— Job —
From the entries that follow, extract each line holding the string "JSON".

— Provided information —
-.-.-

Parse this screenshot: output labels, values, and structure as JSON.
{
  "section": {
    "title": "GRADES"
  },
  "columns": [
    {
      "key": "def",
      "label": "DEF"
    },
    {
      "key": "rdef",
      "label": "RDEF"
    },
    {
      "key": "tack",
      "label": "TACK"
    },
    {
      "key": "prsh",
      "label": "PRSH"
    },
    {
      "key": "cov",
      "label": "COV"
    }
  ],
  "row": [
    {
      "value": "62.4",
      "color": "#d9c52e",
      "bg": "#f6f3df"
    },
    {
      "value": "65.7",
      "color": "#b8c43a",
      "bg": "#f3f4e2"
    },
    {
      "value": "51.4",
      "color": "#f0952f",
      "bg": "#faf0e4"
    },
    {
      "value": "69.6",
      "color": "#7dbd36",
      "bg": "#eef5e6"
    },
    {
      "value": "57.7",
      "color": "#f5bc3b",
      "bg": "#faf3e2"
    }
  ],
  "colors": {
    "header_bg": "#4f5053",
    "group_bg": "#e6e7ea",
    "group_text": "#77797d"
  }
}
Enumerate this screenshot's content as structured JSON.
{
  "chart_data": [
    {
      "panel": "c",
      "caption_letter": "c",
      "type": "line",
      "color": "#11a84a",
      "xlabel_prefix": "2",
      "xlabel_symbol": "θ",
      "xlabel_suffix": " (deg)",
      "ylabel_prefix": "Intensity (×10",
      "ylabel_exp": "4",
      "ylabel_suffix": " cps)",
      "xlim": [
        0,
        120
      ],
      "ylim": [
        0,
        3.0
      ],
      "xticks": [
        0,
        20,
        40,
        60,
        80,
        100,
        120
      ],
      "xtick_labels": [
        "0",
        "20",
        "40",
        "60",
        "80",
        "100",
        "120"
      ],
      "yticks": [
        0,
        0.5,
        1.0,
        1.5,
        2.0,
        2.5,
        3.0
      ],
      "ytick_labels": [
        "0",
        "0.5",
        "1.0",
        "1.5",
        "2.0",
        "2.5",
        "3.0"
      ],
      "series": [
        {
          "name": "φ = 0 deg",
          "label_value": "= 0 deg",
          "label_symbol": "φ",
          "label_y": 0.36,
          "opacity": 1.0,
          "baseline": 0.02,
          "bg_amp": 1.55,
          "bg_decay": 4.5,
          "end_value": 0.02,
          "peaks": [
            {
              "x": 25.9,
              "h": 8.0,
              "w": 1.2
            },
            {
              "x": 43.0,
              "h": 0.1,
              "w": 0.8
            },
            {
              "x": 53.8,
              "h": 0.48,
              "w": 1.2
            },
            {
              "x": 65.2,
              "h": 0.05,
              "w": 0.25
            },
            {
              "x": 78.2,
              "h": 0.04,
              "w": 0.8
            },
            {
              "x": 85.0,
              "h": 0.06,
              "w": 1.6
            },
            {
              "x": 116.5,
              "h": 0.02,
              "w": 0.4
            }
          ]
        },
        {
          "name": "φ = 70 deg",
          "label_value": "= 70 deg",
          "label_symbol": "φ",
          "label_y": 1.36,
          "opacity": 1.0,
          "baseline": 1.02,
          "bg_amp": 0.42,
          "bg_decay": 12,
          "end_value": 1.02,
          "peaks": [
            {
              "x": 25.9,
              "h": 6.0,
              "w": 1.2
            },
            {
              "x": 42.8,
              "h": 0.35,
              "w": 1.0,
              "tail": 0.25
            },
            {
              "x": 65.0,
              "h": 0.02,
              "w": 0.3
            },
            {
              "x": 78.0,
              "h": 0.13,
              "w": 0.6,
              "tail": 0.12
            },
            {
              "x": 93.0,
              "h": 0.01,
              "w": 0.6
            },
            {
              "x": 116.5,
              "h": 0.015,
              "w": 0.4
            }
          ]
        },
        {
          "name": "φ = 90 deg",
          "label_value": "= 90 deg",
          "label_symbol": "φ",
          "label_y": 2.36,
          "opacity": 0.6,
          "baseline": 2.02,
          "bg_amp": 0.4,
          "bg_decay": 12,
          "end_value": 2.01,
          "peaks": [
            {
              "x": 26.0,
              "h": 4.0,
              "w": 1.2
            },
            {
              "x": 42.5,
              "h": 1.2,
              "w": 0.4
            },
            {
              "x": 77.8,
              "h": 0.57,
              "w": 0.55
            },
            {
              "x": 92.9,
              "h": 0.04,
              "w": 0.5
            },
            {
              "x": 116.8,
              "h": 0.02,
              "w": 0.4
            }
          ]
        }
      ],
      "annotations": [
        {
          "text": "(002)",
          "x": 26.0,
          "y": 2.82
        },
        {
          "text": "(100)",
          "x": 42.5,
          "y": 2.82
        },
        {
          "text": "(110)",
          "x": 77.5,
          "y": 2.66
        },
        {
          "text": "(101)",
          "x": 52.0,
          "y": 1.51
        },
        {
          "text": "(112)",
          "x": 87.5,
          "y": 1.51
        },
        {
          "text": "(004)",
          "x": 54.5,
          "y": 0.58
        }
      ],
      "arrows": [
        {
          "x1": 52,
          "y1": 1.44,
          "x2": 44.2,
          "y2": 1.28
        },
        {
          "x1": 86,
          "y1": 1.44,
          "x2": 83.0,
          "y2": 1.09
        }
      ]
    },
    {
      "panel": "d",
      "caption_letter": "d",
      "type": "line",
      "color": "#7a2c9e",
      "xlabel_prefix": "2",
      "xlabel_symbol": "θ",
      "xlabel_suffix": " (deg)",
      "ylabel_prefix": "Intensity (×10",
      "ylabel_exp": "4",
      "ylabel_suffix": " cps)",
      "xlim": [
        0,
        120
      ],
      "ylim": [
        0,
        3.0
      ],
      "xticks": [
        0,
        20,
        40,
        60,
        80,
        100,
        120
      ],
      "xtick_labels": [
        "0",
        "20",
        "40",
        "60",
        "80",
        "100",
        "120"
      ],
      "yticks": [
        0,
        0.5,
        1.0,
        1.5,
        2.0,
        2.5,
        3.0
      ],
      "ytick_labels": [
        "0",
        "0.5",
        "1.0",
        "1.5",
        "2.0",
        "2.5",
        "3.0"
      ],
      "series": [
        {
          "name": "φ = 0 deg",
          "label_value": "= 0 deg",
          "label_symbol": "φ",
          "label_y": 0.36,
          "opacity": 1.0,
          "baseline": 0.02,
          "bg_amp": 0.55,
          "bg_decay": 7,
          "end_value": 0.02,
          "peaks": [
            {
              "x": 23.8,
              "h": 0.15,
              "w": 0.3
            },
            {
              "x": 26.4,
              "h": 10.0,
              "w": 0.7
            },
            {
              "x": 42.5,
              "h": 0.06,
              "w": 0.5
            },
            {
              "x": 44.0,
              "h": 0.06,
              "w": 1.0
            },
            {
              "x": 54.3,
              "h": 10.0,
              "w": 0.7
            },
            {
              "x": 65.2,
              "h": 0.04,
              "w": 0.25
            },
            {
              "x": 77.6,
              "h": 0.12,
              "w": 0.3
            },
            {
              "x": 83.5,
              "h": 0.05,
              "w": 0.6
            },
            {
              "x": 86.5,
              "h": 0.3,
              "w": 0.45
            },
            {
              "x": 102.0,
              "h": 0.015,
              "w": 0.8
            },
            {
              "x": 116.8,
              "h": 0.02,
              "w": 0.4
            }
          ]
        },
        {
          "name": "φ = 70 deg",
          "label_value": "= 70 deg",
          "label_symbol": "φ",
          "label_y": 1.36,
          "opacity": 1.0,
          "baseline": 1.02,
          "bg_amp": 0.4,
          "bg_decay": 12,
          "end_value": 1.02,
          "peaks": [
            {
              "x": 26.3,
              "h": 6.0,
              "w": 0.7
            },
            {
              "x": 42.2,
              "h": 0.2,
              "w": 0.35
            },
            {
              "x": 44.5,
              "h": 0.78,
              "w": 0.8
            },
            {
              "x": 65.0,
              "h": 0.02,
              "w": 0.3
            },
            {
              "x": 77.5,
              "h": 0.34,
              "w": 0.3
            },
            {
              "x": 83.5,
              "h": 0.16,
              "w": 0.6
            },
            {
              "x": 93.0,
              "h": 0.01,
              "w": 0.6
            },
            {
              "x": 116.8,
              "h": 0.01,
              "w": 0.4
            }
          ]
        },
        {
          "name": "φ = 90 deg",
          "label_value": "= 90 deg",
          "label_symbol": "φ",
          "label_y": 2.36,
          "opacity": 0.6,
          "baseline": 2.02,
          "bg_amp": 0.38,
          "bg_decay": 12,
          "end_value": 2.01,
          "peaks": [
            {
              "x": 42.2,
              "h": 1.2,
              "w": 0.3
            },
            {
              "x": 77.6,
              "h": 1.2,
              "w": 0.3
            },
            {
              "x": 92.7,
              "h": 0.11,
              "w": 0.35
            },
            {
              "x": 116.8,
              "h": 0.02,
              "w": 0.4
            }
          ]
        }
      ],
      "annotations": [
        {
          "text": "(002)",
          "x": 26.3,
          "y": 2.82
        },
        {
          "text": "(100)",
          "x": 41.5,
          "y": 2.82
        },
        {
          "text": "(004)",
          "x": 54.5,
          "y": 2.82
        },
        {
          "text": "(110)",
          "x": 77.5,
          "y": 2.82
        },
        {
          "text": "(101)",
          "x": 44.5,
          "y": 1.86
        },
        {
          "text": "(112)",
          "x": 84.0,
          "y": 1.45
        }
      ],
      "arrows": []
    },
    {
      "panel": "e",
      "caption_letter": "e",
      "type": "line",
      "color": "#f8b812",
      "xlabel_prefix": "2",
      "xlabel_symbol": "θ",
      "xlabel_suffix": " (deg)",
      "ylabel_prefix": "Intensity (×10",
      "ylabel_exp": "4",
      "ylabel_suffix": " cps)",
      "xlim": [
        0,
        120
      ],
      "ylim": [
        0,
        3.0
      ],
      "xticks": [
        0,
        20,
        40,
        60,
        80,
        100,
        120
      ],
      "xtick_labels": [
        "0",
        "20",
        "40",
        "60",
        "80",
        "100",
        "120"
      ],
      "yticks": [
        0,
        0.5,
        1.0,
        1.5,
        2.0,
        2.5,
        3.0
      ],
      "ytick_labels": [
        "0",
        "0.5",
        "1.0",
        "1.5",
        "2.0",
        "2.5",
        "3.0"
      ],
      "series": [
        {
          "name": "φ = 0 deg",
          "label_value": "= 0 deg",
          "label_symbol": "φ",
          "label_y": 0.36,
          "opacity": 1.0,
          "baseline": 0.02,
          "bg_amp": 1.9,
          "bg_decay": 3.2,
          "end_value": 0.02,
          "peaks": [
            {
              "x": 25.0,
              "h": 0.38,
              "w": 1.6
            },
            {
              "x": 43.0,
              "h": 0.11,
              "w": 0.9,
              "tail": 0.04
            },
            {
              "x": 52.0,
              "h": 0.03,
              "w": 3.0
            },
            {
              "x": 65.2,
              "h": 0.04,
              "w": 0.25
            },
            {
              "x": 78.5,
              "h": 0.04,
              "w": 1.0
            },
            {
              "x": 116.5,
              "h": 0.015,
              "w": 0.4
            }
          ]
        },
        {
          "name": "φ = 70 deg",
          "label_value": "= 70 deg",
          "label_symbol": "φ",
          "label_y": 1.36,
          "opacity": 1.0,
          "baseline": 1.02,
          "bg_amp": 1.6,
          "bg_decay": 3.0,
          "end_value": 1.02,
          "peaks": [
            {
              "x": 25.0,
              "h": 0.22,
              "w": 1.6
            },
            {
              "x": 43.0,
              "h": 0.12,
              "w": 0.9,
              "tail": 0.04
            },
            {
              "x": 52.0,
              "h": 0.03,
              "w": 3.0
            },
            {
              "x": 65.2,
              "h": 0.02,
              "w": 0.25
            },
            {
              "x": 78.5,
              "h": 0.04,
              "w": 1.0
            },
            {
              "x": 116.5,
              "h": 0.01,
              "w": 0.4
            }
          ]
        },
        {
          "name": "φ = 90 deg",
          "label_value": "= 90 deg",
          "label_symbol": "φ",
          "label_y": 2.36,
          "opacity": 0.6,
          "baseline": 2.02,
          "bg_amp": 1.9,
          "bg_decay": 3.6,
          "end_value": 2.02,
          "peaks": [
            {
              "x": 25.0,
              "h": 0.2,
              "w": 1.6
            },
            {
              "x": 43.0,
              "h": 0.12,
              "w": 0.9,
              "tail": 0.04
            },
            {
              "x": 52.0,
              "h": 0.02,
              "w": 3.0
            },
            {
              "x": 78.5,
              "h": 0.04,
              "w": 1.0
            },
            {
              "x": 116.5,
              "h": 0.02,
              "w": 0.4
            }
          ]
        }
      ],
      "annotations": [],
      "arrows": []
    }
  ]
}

-.-.-

— Worked answer —
Parse this screenshot: output labels, values, and structure as JSON.
Enumerate this screenshot's content as structured JSON.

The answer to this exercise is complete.